(WORK REQUIRED) Write out the records once more, exactly as given.

(DATASET EXCERPTS)
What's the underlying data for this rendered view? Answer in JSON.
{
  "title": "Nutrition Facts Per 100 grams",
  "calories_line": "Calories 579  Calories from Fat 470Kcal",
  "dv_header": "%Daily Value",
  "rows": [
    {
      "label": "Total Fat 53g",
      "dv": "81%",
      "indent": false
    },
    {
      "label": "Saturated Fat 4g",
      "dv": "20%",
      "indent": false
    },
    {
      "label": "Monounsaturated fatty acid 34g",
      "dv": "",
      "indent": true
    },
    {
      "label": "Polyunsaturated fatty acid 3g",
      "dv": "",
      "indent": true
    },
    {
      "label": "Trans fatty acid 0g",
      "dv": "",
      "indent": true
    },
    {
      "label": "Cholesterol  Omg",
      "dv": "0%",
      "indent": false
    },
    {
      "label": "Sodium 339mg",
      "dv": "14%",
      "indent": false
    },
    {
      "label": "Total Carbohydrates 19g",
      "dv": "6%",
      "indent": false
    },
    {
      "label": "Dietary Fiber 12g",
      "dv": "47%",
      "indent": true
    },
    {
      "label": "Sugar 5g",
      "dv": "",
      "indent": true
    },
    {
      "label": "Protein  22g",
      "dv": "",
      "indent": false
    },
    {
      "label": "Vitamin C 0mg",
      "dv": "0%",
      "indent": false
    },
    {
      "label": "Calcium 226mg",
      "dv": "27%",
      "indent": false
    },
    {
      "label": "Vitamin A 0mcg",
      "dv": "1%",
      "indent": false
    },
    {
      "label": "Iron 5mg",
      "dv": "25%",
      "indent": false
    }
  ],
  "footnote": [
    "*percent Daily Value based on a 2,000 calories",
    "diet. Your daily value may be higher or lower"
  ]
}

(COMPLETED TASK)
What's the underlying data for this rendered view? Answer in JSON.
{
  "title": "Nutrition Facts Per 100 grams",
  "calories_line": "Calories 579  Calories from Fat 470Kcal",
  "dv_header": "%Daily Value",
  "rows": [
    {
      "label": "Total Fat 53g",
      "dv": "81%",
      "indent": false
    },
    {
      "label": "Saturated Fat 4g",
      "dv": "20%",
      "indent": false
    },
    {
      "label": "Monounsaturated fatty acid 34g",
      "dv": "",
      "indent": true
    },
    {
      "label": "Polyunsaturated fatty acid 3g",
      "dv": "",
      "indent": true
    },
    {
      "label": "Trans fatty acid 0g",
      "dv": "",
      "indent": true
    },
    {
      "label": "Cholesterol  Omg",
      "dv": "0%",
      "indent": false
    },
    {
      "label": "Sodium 339mg",
      "dv": "14%",
      "indent": false
    },
    {
      "label": "Total Carbohydrates 19g",
      "dv": "6%",
      "indent": false
    },
    {
      "label": "Dietary Fiber 12g",
      "dv": "47%",
      "indent": true
    },
    {
      "label": "Sugar 5g",
      "dv": "",
      "indent": true
    },
    {
      "label": "Protein  22g",
      "dv": "",
      "indent": false
    },
    {
      "label": "Vitamin C 0mg",
      "dv": "0%",
      "indent": false
    },
    {
      "label": "Calcium 226mg",
      "dv": "27%",
      "indent": false
    },
    {
      "label": "Vitamin A 0mcg",
      "dv": "1%",
      "indent": false
    },
    {
      "label": "Iron 5mg",
      "dv": "25%",
      "indent": false
    }
  ],
  "footnote": [
    "*percent Daily Value based on a 2,000 calories",
    "diet. Your daily value may be higher or lower"
  ]
}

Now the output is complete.